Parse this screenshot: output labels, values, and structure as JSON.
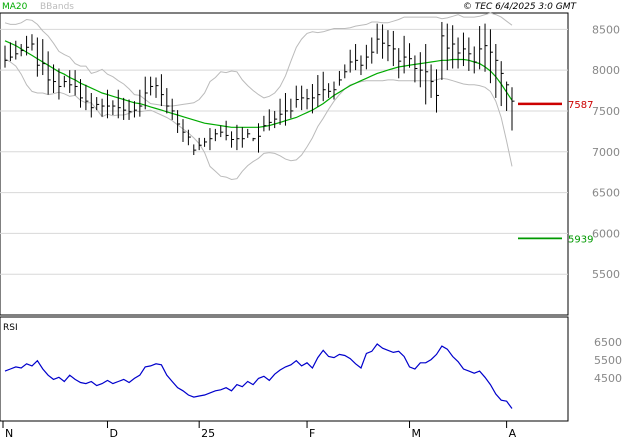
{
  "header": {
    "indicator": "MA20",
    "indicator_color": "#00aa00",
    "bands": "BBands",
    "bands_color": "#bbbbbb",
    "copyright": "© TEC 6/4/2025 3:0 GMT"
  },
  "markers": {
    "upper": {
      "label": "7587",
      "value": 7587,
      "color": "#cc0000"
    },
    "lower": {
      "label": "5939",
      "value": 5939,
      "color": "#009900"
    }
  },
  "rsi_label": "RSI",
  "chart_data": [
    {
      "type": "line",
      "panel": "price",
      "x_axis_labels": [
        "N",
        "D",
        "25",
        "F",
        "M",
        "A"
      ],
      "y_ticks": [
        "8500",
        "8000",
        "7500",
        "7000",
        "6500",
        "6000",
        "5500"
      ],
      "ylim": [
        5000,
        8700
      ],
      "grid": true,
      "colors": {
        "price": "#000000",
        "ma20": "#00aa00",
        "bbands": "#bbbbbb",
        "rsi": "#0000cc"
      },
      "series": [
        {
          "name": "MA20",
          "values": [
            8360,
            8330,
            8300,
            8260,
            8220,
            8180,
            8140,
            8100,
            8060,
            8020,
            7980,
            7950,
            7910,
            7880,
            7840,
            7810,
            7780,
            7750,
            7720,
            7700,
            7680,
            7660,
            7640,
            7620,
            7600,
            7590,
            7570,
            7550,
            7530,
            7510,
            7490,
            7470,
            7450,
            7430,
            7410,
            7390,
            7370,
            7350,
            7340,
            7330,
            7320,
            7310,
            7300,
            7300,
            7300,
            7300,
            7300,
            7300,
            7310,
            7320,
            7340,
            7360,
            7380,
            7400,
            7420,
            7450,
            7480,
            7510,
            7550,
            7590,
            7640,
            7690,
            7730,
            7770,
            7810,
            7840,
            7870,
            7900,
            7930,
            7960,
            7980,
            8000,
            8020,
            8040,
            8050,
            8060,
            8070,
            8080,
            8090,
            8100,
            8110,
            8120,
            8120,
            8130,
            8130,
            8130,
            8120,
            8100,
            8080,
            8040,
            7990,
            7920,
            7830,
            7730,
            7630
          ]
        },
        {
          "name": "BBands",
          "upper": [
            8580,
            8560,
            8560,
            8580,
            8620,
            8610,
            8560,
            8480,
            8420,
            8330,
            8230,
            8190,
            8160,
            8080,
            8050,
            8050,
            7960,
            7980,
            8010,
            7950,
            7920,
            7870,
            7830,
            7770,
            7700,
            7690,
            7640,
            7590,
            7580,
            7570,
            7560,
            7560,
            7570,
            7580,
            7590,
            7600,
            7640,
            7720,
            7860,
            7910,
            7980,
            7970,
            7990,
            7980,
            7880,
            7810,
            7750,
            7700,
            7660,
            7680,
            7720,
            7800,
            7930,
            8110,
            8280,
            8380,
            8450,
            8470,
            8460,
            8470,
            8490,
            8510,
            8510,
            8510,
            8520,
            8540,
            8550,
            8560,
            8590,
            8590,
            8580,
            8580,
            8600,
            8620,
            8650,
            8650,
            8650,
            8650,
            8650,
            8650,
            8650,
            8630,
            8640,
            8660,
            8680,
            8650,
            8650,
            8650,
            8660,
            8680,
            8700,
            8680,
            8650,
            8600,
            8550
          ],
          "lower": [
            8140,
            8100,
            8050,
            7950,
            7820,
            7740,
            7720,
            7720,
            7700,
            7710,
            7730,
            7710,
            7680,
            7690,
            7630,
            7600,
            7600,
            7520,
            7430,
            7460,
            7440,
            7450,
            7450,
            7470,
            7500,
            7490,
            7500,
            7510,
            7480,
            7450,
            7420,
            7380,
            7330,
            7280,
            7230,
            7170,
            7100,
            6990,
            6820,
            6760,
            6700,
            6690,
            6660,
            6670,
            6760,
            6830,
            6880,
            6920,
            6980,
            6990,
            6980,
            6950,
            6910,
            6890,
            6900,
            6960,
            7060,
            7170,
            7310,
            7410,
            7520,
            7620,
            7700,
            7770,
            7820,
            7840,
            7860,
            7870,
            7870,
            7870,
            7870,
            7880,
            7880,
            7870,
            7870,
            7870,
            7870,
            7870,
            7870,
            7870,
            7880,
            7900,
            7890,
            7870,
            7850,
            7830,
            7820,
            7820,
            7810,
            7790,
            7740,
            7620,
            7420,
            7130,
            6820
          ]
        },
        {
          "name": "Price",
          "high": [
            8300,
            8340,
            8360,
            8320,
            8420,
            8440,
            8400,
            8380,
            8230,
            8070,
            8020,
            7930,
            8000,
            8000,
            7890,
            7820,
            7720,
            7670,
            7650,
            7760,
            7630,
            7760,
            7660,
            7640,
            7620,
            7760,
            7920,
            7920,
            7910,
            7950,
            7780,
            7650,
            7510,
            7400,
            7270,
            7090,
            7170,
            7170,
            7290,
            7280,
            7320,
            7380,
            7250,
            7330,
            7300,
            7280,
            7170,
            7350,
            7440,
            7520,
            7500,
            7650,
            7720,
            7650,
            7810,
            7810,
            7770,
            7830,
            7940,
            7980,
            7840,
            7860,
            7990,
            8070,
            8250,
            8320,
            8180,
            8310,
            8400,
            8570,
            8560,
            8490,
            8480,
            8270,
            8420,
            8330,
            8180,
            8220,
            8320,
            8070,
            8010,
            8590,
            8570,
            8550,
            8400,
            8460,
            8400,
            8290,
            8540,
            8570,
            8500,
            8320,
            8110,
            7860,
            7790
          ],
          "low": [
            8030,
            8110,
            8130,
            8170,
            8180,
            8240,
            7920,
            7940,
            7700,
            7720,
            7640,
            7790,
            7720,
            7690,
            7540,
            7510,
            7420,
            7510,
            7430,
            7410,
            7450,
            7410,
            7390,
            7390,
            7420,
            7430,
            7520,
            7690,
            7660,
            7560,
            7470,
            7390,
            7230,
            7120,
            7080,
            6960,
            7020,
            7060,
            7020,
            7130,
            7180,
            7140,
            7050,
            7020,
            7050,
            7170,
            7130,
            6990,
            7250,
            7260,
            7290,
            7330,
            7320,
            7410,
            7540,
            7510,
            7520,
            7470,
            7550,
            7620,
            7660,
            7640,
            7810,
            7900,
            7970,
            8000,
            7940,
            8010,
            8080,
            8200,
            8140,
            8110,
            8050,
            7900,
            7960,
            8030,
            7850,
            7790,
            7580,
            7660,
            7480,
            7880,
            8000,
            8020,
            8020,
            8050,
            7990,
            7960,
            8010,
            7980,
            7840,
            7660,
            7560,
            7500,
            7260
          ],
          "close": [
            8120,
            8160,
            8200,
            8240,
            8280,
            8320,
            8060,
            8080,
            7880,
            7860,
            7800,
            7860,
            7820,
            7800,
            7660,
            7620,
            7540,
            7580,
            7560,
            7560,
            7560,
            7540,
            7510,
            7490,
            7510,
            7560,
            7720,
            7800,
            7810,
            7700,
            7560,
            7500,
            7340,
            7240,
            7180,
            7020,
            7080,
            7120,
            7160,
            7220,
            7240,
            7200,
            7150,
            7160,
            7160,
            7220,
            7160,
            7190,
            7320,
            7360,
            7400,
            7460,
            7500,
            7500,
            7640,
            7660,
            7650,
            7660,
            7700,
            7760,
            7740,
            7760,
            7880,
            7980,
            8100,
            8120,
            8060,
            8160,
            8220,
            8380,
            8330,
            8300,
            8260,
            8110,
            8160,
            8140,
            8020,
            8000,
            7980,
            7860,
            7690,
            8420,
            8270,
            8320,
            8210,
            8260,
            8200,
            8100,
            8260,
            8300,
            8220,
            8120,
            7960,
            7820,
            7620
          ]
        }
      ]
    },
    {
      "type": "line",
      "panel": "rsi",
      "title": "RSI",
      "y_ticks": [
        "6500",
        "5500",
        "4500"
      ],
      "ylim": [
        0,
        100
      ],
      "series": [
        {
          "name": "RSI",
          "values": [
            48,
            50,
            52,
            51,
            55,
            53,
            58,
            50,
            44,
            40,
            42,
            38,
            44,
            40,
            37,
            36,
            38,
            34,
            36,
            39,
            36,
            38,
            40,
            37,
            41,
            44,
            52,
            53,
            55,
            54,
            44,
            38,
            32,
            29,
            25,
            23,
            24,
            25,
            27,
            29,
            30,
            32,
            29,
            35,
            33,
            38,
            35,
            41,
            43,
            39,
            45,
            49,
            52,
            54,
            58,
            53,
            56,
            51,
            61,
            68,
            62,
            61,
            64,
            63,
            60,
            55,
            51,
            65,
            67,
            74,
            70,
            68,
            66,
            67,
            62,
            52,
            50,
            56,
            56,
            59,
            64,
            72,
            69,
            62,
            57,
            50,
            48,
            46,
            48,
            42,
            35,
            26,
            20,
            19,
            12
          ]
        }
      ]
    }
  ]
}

TASK DETAILS
Select all lines in the listing that include the word "name".

OUTPUT OF THE TASK
          "name": "MA20",
          "name": "BBands",
          "name": "Price",
          "name": "RSI",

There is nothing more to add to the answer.